— Start of Supplied text —
The Ideal Gnome Expedition. To 28 December.

Wellingborough

THE IDEAL GNOME EXPEDITION
by David Wood

The Castle To 28 December 2002
10am 16-19 December
2pm 14-19,21-24,26-28 December
7pm 14,20-23,27-28 December
BSL Signed 21 December 2pm
(16-19 December schools performances)
Runs 2hr One interval

TICKETS 01933 270007
Review Timothy Ramsden 12 December

Innocent fun with holidaying garden furniture.This play's been around some time and – like a re-run of once-favourite children's TV - has a certain cuteness. Compared with today's best Christmas shows, delving into folk and fairy tales it's undoubtedly lightweight and middle-of-the-road. Yet, compared with once all-consuming pantomime, it has a clarity of story and character, mixed in with participatory songs and questions.

With their fishing-road and wheelbarrow, garden gnomes Fisher and Wheeler have adorned 'the big one's' garden for years. While humans weekend away (actually in warmer times than Christmas) the pair venture forth on their own vacation, with a cast-out toy duck whose clockwork mechanism they repair.

They meet stray cat Chips, whose streetwise knowledge helps them survive urban dangers, including fearsome Adventure Playground guardian Securidog and the terrors of a roadworks site – sticky tar and the surface-flattening Wacker machine.

And their island in the sun is as mid-road as you can get: a traffic island. It has to do until the holiday ends, and Chips is repaid by finding a new home.
— End of Supplied text —
• _Things to do_:
1 - In the review of The Ideal Gnome Expedition, what is the name of the stray cat the gnomes meet?
2 - Continue the review of The Ideal Gnome Expedition from its last sentence.
— Start of Records shown —
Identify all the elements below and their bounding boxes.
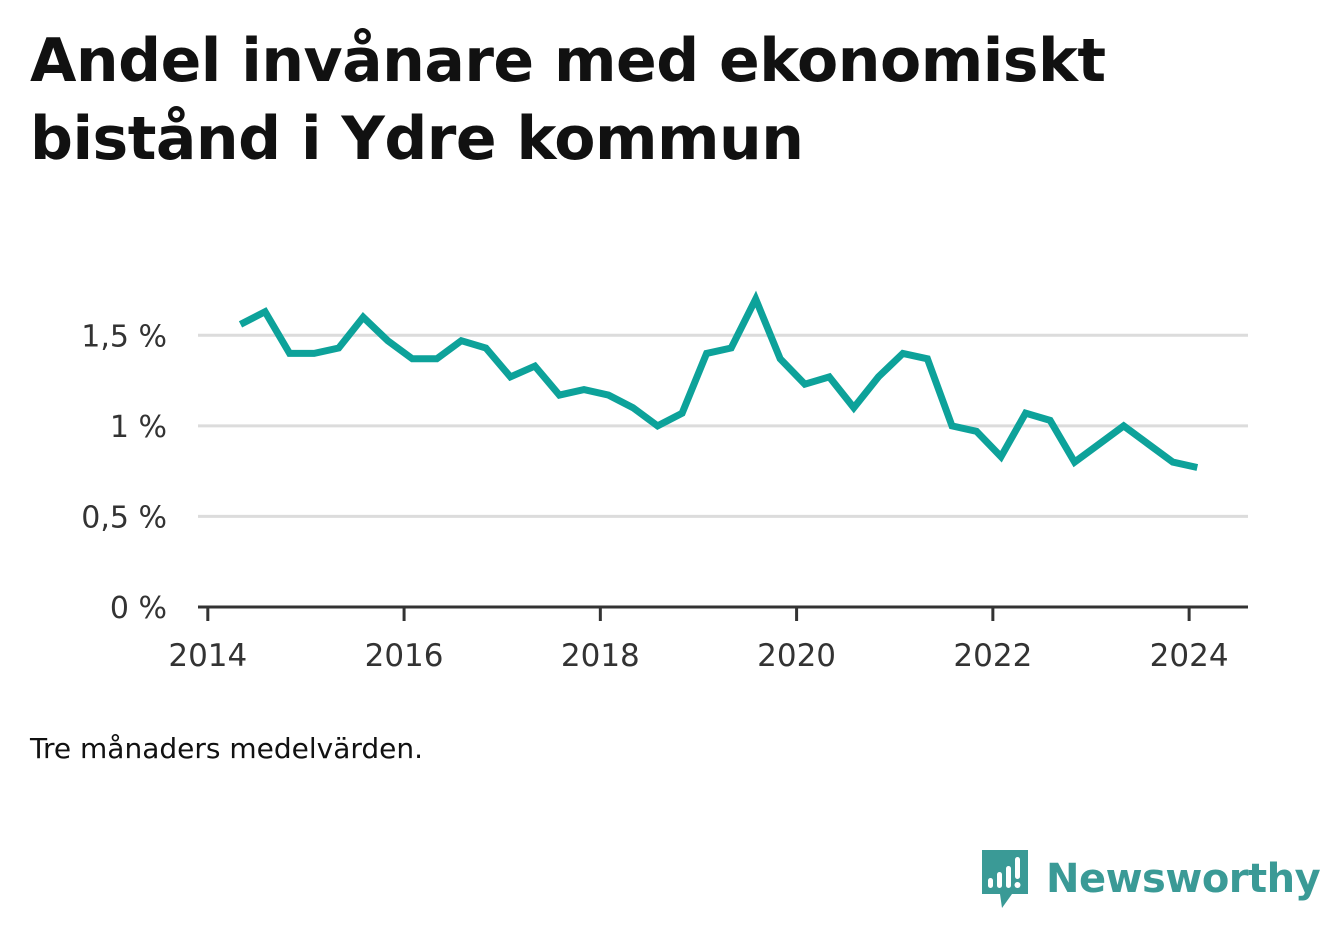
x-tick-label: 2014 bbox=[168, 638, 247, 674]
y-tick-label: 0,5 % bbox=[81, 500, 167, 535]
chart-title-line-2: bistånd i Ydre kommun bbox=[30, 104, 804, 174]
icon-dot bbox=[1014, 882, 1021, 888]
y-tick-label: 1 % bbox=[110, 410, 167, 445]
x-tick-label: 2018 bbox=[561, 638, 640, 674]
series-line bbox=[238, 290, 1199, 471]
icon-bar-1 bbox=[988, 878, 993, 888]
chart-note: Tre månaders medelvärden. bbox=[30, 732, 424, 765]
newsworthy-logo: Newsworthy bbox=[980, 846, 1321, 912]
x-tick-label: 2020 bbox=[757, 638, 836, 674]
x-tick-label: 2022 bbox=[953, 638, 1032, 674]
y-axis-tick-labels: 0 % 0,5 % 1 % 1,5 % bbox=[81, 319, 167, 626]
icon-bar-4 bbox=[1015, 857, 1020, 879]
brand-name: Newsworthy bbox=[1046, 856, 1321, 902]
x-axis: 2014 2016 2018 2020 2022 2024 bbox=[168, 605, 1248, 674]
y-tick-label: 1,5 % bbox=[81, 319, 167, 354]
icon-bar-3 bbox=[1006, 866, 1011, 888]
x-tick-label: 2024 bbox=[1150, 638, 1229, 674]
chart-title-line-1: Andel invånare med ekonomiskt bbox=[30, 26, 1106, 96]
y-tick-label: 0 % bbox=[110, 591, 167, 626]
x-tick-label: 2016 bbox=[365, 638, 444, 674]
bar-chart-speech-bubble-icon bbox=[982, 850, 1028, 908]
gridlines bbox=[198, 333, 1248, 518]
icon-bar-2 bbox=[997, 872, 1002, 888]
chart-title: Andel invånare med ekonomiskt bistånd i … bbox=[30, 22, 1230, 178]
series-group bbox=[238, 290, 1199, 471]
— End of Records shown —
• _Written answers_:
1 - Chips

2 -
Humans are kept aside as huge shadows and amplified voices. So, it's very much a small creatures' world: like a young child looking at adult society, turning the kind of messy location adults ignore into imaginative adventure locations (it's the human child who objects to her favourite toy Duck being discarded).

Situations and songs alike are simple and clear. David Bown's production is slowed at times by the fully-dropped curtain for scene changes but is generally brisk and reliably acted. Key moments in building the idea of trust and danger might have more pointing: should the Gnomes take fearsome Securidog's word he'll help them, and unleash him? As Wacker pounds the tar – he's a machine programmed to do that – how should they respond to a being with such a violent 'nature'?

There are moments too when a scene's subsidiary characters might be more animated. And no cat I know would spend so much of life carrying its tail in its paw as poor Chips.

But, mostly, the action rolls on happily, amid Sue Lawson-Dick's over-size scenery, as large as child's-view life if scrubbed more than everyday clean.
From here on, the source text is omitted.